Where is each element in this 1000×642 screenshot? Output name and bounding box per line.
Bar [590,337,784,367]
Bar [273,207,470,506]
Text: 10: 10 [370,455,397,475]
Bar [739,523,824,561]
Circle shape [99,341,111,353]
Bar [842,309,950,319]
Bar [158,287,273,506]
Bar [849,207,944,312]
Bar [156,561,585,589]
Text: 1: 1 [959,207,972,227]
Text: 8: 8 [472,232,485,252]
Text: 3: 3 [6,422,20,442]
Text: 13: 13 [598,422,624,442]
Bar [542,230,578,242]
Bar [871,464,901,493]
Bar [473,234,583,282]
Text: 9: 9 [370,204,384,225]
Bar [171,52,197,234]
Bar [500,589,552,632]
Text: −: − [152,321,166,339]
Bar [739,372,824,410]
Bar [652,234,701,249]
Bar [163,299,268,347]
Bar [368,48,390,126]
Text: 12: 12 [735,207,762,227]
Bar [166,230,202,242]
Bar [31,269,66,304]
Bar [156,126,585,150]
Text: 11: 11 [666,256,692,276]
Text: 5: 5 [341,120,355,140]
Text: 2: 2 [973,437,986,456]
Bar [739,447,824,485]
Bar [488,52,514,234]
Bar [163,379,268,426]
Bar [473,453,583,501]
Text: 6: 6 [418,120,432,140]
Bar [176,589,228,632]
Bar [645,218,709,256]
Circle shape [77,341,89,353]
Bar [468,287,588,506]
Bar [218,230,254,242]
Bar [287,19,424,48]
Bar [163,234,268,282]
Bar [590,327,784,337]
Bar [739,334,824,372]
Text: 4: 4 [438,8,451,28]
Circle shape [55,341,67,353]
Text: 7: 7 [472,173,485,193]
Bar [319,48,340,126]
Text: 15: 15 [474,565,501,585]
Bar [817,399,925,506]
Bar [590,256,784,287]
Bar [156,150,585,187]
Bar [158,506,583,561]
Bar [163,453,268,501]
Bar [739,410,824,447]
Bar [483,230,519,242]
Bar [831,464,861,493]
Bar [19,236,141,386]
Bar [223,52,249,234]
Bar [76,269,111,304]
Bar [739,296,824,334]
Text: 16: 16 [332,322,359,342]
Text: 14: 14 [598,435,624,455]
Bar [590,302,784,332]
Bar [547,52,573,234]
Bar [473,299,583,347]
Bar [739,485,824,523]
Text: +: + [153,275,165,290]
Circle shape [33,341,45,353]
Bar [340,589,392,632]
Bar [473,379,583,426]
+ + + + + + +
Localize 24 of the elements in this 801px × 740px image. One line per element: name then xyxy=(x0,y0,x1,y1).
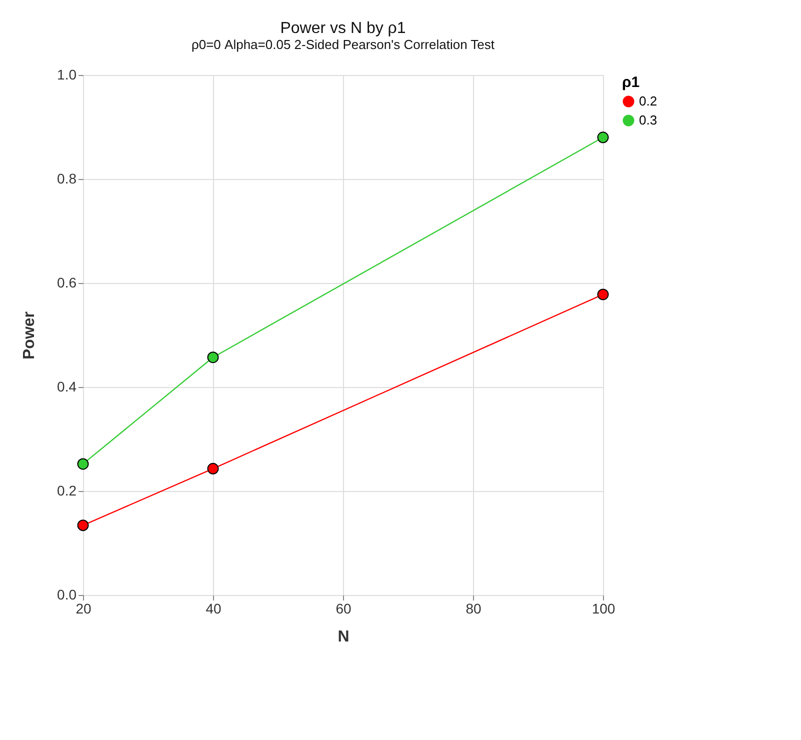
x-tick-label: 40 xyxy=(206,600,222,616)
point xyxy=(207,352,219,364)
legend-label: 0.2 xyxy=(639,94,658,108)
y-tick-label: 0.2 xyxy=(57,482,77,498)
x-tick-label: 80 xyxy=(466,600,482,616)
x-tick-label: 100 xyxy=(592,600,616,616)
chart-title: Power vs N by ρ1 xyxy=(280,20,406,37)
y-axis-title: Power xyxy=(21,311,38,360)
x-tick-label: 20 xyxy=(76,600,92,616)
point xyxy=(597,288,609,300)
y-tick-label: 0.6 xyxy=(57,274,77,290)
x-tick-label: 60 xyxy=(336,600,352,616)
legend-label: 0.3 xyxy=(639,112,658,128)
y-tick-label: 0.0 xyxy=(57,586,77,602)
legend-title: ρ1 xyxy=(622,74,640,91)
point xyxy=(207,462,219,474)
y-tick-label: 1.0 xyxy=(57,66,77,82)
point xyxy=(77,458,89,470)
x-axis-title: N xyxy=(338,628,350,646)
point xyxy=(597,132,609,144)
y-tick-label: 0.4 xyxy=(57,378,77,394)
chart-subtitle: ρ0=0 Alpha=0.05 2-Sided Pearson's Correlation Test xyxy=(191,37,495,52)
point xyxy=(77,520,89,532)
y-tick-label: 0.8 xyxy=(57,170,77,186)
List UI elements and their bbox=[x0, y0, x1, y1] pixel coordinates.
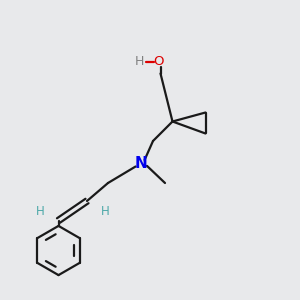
+ + + + + + +
→ **PROBLEM TO SOLVE**:
Convert the rows from the line containing "Where is each" through the line containing "Bar [849,207,944,312]", both included, into a numbered list, leaving out any blank lines.

→ **SOLVED EXERCISE**:
1. Where is each element in this 1000×642 screenshot? Output name and bounding box per line.
2. Bar [590,337,784,367]
3. Bar [273,207,470,506]
4. Text: 10: 10 [370,455,397,475]
5. Bar [739,523,824,561]
6. Circle shape [99,341,111,353]
7. Bar [842,309,950,319]
8. Bar [158,287,273,506]
9. Bar [849,207,944,312]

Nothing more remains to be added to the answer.